▸ **Task goal**:
Render every line of the listing below as a JSON list of strings, one string per line, with blank lines skipped and the pictures left out.

▸ **Records for this task**:
---*---

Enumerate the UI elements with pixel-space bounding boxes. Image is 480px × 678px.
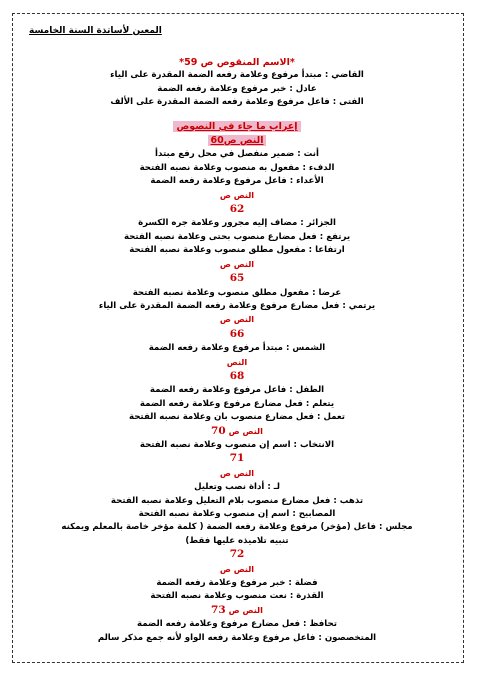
passage-number-71 — [27, 452, 447, 466]
passage-number-72 — [27, 548, 447, 562]
text-line: الانتخاب : اسم إن منصوب وعلامة نصبه الفتحة — [139, 439, 335, 450]
passage-heading-label: النص ص60 — [208, 135, 267, 146]
passage-number-68 — [27, 370, 447, 384]
spacer — [27, 110, 447, 120]
passage-heading-label: النص ص — [219, 189, 255, 200]
passage-heading-71 — [27, 467, 447, 481]
passage-number: 72 — [229, 548, 245, 561]
passage-heading-70 — [27, 425, 447, 439]
section-title-irab: إعراب ما جاء في النصوص — [173, 121, 300, 132]
document-header-title: المعين لأساتذة السنة الخامسة — [29, 26, 162, 36]
text-line: لـ : أداة نصب وتعليل — [194, 482, 280, 493]
text-line: يتعلم : فعل مضارع مرفوع وعلامة رفعه الضمة — [139, 398, 335, 409]
passage-number-62 — [27, 203, 447, 217]
passage-heading-label: النص ص — [219, 467, 255, 478]
passage-heading-label: النص ص — [228, 425, 263, 436]
text-line: عادل : خبر مرفوع وعلامة رفعه الضمة — [157, 83, 317, 94]
text-line: ارتفاعا : مفعول مطلق منصوب وعلامة نصبه الفتحة — [129, 245, 345, 256]
passage-number: 62 — [229, 203, 245, 216]
passage-number: 70 — [211, 424, 226, 437]
passage-heading-label: النص ص — [219, 258, 255, 269]
passage-heading-72 — [27, 563, 447, 577]
passage-number: 65 — [229, 272, 245, 285]
passage-heading-60 — [27, 134, 447, 148]
text-line: أنت : ضمير منفصل في محل رفع مبتدأ — [155, 149, 319, 160]
passage-heading-68 — [27, 356, 447, 370]
text-line: الشمس : مبتدأ مرفوع وعلامة رفعه الضمة — [148, 343, 326, 354]
text-line: الجزائر : مضاف إليه مجرور وعلامة جره الكسرة — [138, 218, 336, 229]
passage-heading-73 — [27, 604, 447, 618]
text-line: عرضا : مفعول مطلق منصوب وعلامة نصبه الفتحة — [132, 287, 342, 298]
text-line: يرتفع : فعل مضارع منصوب بحتى وعلامة نصبه الفتحة — [123, 231, 351, 242]
text-line: الفتى : فاعل مرفوع وعلامة رفعه الضمة المقدرة على الألف — [110, 97, 364, 108]
document-page — [12, 13, 464, 663]
passage-heading-66 — [27, 313, 447, 327]
text-line: تعمل : فعل مضارع منصوب بان وعلامة نصبه الفتحة — [129, 412, 345, 423]
passage-heading-label: النص ص — [228, 604, 263, 615]
passage-heading-62 — [27, 189, 447, 203]
text-line: الطفل : فاعل مرفوع وعلامة رفعه الضمة — [149, 385, 325, 396]
passage-number: 71 — [229, 452, 245, 465]
text-line: فضلة : خبر مرفوع وعلامة رفعه الضمة — [156, 578, 318, 589]
text-line: الدفء : مفعول به منصوب وعلامة نصبه الفتحة — [139, 162, 335, 173]
passage-heading-label: النص ص — [219, 563, 255, 574]
text-line: المصابيح : اسم إن منصوب وعلامة نصبه الفتحة — [138, 509, 336, 519]
passage-heading-label: النص — [226, 356, 248, 367]
text-line: الأعداء : فاعل مرفوع وعلامة رفعه الضمة — [150, 176, 324, 187]
section-title-wrapper — [27, 120, 447, 134]
text-line: تنبيه تلاميذه عليها فقط) — [185, 535, 289, 546]
passage-number: 68 — [229, 369, 245, 382]
text-line: مجلس : فاعل (مؤخر) مرفوع وعلامة رفعه الضمة ( كلمة مؤخر خاصة بالمعلم ويمكنه — [61, 522, 413, 533]
passage-number: 73 — [211, 603, 226, 616]
passage-heading-label: النص ص — [219, 314, 255, 325]
text-line: القذرة : نعت منصوب وعلامة نصبه الفتحة — [150, 591, 324, 602]
text-line: تحافظ : فعل مضارع مرفوع وعلامة رفعه الضمة — [137, 619, 337, 630]
text-line: تذهب : فعل مضارع منصوب بلام التعليل وعلامة نصبه الفتحة — [110, 495, 364, 506]
passage-heading-65 — [27, 258, 447, 272]
passage-number-66 — [27, 328, 447, 342]
passage-number-65 — [27, 272, 447, 286]
text-line: يرتمي : فعل مضارع مرفوع وعلامة رفعه الضمة المقدرة على الياء — [98, 300, 376, 311]
text-line: القاضي : مبتدأ مرفوع وعلامة رفعه الضمة المقدرة على الياء — [110, 70, 364, 81]
document-content — [27, 56, 447, 645]
passage-number: 66 — [229, 327, 245, 340]
text-line: المتخصصون : فاعل مرفوع وعلامة رفعه الواو لأنه جمع مذكر سالم — [97, 632, 377, 643]
section-title-manqus: *الاسم المنقوص ص 59* — [179, 57, 295, 68]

---*---

▸ **Exercise output**:
[
  "Enumerate the UI elements with pixel-space bounding boxes. Image is 480px × 678px.",
  "passage-number-71 — [27, 452, 447, 466]",
  "passage-number-72 — [27, 548, 447, 562]",
  "text-line: الانتخاب : اسم إن منصوب وعلامة نصبه الفتحة — [139, 439, 335, 450]",
  "passage-heading-label: النص ص60 — [208, 135, 267, 146]",
  "passage-number-68 — [27, 370, 447, 384]",
  "spacer — [27, 110, 447, 120]",
  "passage-heading-label: النص ص — [219, 189, 255, 200]",
  "passage-heading-71 — [27, 467, 447, 481]",
  "passage-number: 72 — [229, 548, 245, 561]",
  "passage-heading-70 — [27, 425, 447, 439]",
  "section-title-irab: إعراب ما جاء في النصوص — [173, 121, 300, 132]",
  "document-header-title: المعين لأساتذة السنة الخامسة — [29, 26, 162, 36]",
  "text-line: لـ : أداة نصب وتعليل — [194, 482, 280, 493]",
  "text-line: يتعلم : فعل مضارع مرفوع وعلامة رفعه الضمة — [139, 398, 335, 409]",
  "passage-number-62 — [27, 203, 447, 217]",
  "passage-heading-label: النص ص — [219, 467, 255, 478]",
  "passage-heading-label: النص ص — [228, 425, 263, 436]",
  "text-line: عادل : خبر مرفوع وعلامة رفعه الضمة — [157, 83, 317, 94]",
  "text-line: ارتفاعا : مفعول مطلق منصوب وعلامة نصبه الفتحة — [129, 245, 345, 256]",
  "passage-number: 62 — [229, 203, 245, 216]",
  "passage-number: 70 — [211, 424, 226, 437]",
  "passage-heading-label: النص ص — [219, 258, 255, 269]",
  "passage-heading-72 — [27, 563, 447, 577]",
  "passage-number: 65 — [229, 272, 245, 285]",
  "passage-heading-60 — [27, 134, 447, 148]",
  "text-line: أنت : ضمير منفصل في محل رفع مبتدأ — [155, 149, 319, 160]",
  "passage-heading-68 — [27, 356, 447, 370]",
  "text-line: الشمس : مبتدأ مرفوع وعلامة رفعه الضمة — [148, 343, 326, 354]",
  "text-line: الجزائر : مضاف إليه مجرور وعلامة جره الكسرة — [138, 218, 336, 229]",
  "passage-heading-73 — [27, 604, 447, 618]",
  "text-line: عرضا : مفعول مطلق منصوب وعلامة نصبه الفتحة — [132, 287, 342, 298]",
  "text-line: يرتفع : فعل مضارع منصوب بحتى وعلامة نصبه الفتحة — [123, 231, 351, 242]",
  "text-line: الفتى : فاعل مرفوع وعلامة رفعه الضمة المقدرة على الألف — [110, 97, 364, 108]",
  "document-page — [12, 13, 464, 663]",
  "passage-heading-66 — [27, 313, 447, 327]",
  "text-line: تعمل : فعل مضارع منصوب بان وعلامة نصبه الفتحة — [129, 412, 345, 423]",
  "passage-heading-label: النص ص — [228, 604, 263, 615]",
  "passage-heading-62 — [27, 189, 447, 203]",
  "text-line: الطفل : فاعل مرفوع وعلامة رفعه الضمة — [149, 385, 325, 396]",
  "passage-number: 71 — [229, 452, 245, 465]",
  "text-line: فضلة : خبر مرفوع وعلامة رفعه الضمة — [156, 578, 318, 589]",
  "text-line: الدفء : مفعول به منصوب وعلامة نصبه الفتحة — [139, 162, 335, 173]",
  "passage-heading-label: النص ص — [219, 563, 255, 574]",
  "text-line: المصابيح : اسم إن منصوب وعلامة نصبه الفتحة — [138, 509, 336, 519]",
  "passage-heading-label: النص — [226, 356, 248, 367]",
  "text-line: الأعداء : فاعل مرفوع وعلامة رفعه الضمة — [150, 176, 324, 187]",
  "section-title-wrapper — [27, 120, 447, 134]",
  "text-line: تنبيه تلاميذه عليها فقط) — [185, 535, 289, 546]",
  "passage-number: 68 — [229, 369, 245, 382]",
  "text-line: مجلس : فاعل (مؤخر) مرفوع وعلامة رفعه الضمة ( كلمة مؤخر خاصة بالمعلم ويمكنه — [61, 522, 413, 533]",
  "passage-number: 73 — [211, 603, 226, 616]",
  "passage-heading-label: النص ص — [219, 314, 255, 325]",
  "text-line: القذرة : نعت منصوب وعلامة نصبه الفتحة — [150, 591, 324, 602]",
  "text-line: تحافظ : فعل مضارع مرفوع وعلامة رفعه الضمة — [137, 619, 337, 630]",
  "text-line: تذهب : فعل مضارع منصوب بلام التعليل وعلامة نصبه الفتحة — [110, 495, 364, 506]",
  "passage-heading-65 — [27, 258, 447, 272]",
  "passage-number-66 — [27, 328, 447, 342]",
  "passage-number-65 — [27, 272, 447, 286]",
  "text-line: يرتمي : فعل مضارع مرفوع وعلامة رفعه الضمة المقدرة على الياء — [98, 300, 376, 311]",
  "text-line: القاضي : مبتدأ مرفوع وعلامة رفعه الضمة المقدرة على الياء — [110, 70, 364, 81]",
  "document-content — [27, 56, 447, 645]",
  "passage-number: 66 — [229, 327, 245, 340]",
  "text-line: المتخصصون : فاعل مرفوع وعلامة رفعه الواو لأنه جمع مذكر سالم — [97, 632, 377, 643]",
  "section-title-manqus: *الاسم المنقوص ص 59* — [179, 57, 295, 68]"
]